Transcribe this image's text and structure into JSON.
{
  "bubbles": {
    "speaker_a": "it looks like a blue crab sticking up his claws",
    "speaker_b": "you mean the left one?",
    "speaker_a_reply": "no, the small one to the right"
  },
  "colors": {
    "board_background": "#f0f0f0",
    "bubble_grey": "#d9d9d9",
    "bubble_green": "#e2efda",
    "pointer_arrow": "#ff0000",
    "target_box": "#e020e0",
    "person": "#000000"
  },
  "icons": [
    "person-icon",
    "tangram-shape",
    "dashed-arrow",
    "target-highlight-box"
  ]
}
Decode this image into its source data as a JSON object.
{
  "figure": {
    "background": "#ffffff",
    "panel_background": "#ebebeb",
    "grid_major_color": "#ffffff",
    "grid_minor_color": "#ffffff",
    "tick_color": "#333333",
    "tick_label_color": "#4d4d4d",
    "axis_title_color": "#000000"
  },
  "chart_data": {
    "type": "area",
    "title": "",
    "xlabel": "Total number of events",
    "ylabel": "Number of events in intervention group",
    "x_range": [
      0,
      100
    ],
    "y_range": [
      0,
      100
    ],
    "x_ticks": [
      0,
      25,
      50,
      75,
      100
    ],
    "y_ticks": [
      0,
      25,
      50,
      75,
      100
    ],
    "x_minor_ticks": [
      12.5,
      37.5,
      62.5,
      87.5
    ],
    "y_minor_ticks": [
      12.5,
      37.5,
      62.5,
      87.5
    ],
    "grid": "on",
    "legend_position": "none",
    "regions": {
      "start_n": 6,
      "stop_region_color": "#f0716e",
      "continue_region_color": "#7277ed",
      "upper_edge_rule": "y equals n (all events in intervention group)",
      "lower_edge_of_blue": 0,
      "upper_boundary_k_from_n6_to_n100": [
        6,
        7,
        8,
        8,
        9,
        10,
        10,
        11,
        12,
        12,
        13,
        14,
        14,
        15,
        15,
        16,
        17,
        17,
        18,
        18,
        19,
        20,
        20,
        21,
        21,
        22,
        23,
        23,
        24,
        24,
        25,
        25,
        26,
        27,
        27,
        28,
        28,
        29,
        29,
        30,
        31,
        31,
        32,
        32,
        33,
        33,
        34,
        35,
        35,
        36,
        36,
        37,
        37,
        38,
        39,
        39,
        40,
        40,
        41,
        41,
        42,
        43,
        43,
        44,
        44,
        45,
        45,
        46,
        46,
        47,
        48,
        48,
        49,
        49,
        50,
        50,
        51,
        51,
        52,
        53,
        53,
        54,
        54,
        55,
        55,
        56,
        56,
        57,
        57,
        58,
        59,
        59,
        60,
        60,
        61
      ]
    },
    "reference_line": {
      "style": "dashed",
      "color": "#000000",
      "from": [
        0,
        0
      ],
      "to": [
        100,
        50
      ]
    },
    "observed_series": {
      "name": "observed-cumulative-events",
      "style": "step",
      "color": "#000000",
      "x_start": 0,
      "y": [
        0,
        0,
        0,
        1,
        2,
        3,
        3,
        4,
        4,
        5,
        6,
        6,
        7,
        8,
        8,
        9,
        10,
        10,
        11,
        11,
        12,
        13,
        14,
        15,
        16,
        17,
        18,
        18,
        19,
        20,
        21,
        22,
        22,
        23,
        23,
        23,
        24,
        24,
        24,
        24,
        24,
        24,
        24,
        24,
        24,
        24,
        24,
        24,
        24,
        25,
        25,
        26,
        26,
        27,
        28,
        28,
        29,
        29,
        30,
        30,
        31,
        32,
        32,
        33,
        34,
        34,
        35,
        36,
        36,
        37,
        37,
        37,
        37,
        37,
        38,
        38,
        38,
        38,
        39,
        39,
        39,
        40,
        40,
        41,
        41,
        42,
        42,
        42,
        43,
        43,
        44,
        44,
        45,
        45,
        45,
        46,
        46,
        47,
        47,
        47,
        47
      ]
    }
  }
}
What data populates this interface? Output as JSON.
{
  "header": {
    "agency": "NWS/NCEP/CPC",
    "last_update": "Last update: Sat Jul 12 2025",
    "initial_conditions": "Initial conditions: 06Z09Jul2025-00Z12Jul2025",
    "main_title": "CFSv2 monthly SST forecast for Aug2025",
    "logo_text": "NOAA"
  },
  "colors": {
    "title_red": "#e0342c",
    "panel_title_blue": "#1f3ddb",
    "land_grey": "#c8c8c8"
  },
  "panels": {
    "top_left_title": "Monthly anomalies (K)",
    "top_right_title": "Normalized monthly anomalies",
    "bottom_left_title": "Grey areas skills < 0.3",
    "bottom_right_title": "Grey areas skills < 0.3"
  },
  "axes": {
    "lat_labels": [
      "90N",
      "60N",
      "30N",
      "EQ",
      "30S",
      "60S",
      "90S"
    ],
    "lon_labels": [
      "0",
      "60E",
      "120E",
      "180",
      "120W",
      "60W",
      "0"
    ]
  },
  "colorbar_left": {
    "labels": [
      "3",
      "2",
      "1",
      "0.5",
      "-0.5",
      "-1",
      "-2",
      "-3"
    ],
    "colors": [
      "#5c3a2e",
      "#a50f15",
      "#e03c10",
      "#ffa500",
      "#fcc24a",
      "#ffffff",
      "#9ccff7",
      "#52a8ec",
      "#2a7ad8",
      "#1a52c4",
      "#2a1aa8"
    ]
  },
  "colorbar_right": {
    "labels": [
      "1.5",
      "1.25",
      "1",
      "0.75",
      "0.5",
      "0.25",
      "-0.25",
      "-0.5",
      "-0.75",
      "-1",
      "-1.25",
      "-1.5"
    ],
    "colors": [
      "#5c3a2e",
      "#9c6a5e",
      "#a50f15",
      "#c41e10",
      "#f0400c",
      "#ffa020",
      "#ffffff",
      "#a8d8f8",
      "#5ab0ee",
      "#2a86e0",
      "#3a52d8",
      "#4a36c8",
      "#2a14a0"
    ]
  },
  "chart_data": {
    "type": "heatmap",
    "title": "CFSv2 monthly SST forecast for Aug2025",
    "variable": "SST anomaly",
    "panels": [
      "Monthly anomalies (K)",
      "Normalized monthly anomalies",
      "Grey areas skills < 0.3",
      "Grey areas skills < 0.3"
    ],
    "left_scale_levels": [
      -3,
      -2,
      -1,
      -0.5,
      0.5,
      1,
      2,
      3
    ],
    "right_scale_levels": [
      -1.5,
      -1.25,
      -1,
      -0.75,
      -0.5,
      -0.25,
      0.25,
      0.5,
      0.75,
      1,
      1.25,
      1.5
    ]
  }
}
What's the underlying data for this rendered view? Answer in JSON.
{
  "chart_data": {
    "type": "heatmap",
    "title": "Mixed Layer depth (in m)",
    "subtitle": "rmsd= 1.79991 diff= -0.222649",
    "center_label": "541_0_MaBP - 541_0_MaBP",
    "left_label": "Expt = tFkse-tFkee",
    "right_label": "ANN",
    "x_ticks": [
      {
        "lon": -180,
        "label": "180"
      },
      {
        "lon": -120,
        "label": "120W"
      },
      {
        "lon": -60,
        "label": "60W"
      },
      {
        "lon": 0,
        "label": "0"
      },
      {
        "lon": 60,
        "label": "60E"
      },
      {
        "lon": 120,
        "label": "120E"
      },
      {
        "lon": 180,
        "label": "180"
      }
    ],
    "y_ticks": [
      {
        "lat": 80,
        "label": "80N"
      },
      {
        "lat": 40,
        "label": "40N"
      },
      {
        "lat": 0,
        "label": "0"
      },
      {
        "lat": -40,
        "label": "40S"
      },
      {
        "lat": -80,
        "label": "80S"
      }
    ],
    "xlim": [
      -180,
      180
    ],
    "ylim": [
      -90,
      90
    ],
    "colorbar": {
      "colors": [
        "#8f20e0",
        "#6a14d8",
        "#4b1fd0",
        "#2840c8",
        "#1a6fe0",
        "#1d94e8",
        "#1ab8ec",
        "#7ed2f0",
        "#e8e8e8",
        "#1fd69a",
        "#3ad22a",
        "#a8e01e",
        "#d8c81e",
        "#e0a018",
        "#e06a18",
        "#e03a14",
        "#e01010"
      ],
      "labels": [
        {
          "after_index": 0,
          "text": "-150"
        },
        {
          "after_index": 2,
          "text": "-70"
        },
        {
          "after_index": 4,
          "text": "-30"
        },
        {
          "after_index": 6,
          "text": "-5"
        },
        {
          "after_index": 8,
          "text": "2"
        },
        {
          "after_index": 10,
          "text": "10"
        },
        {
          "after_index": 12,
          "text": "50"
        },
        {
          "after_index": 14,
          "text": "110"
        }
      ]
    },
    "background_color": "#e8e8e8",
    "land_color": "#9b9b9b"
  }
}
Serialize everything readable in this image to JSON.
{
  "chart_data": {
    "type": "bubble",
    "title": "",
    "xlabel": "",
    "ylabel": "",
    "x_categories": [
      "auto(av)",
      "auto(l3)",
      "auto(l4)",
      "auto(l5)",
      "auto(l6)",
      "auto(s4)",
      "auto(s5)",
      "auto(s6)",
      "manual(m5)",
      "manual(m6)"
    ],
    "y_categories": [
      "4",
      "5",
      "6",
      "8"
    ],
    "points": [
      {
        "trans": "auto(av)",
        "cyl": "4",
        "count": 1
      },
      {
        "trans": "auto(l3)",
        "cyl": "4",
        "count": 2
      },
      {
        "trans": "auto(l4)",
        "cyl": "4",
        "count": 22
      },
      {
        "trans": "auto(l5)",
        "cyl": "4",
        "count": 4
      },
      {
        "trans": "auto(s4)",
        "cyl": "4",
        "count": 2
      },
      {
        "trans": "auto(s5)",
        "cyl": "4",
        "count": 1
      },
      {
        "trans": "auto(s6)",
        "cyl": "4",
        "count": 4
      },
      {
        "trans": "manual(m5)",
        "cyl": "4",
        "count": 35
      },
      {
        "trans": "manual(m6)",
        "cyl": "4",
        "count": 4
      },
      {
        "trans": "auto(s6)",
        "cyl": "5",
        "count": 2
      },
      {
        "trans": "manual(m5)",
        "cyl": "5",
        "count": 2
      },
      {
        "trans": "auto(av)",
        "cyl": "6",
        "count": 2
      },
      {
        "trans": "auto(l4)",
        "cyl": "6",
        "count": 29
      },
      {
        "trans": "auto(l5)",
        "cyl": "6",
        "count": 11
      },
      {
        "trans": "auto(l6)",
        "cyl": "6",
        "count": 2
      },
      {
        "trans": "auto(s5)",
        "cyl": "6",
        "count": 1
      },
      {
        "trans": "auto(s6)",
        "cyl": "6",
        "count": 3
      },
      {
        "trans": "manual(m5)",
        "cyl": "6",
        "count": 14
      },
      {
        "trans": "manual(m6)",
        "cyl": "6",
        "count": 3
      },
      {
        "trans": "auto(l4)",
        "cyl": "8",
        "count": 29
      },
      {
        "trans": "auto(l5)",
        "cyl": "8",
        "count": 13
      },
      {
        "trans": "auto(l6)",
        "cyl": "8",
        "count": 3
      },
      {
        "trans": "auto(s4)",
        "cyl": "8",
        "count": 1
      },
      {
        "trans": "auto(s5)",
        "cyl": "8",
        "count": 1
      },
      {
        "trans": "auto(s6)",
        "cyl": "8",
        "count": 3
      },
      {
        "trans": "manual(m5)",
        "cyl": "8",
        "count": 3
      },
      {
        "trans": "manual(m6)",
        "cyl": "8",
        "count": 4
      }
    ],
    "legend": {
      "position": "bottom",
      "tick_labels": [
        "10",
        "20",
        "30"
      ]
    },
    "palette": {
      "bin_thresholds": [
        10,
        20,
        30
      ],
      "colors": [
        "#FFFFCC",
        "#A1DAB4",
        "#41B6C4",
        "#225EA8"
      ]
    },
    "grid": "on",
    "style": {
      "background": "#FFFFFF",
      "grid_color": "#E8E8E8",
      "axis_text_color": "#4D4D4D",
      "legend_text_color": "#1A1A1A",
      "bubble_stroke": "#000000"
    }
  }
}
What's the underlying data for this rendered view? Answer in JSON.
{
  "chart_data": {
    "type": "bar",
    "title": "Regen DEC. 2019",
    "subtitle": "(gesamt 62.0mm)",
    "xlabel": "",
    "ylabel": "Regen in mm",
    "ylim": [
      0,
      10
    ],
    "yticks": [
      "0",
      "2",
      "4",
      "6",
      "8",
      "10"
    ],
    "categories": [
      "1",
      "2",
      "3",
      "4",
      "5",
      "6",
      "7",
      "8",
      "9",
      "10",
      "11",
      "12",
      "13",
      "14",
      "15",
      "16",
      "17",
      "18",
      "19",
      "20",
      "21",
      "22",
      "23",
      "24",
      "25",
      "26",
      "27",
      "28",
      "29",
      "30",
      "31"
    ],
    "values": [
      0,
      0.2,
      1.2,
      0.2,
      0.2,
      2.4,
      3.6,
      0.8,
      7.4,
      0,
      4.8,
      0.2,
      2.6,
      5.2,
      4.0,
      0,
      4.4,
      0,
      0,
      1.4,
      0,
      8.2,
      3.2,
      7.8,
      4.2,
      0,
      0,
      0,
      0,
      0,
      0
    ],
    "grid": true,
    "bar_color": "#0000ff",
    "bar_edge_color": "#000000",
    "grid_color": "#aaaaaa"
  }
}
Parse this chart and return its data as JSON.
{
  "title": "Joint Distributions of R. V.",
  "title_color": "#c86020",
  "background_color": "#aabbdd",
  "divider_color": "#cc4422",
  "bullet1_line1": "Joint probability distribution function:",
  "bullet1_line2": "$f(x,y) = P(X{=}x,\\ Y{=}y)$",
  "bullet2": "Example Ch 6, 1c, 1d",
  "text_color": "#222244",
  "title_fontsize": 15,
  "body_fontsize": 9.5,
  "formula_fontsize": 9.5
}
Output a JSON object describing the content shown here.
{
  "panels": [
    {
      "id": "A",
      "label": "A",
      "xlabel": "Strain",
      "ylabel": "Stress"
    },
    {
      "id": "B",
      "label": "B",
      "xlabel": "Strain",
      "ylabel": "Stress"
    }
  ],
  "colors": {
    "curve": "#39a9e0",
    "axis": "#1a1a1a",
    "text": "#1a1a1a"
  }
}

Problem statement.
From the listing above, copy every line that includes the word "Output".

Written response.
What data populates this interface? Output as JSON.
Output a JSON object describing the content shown here.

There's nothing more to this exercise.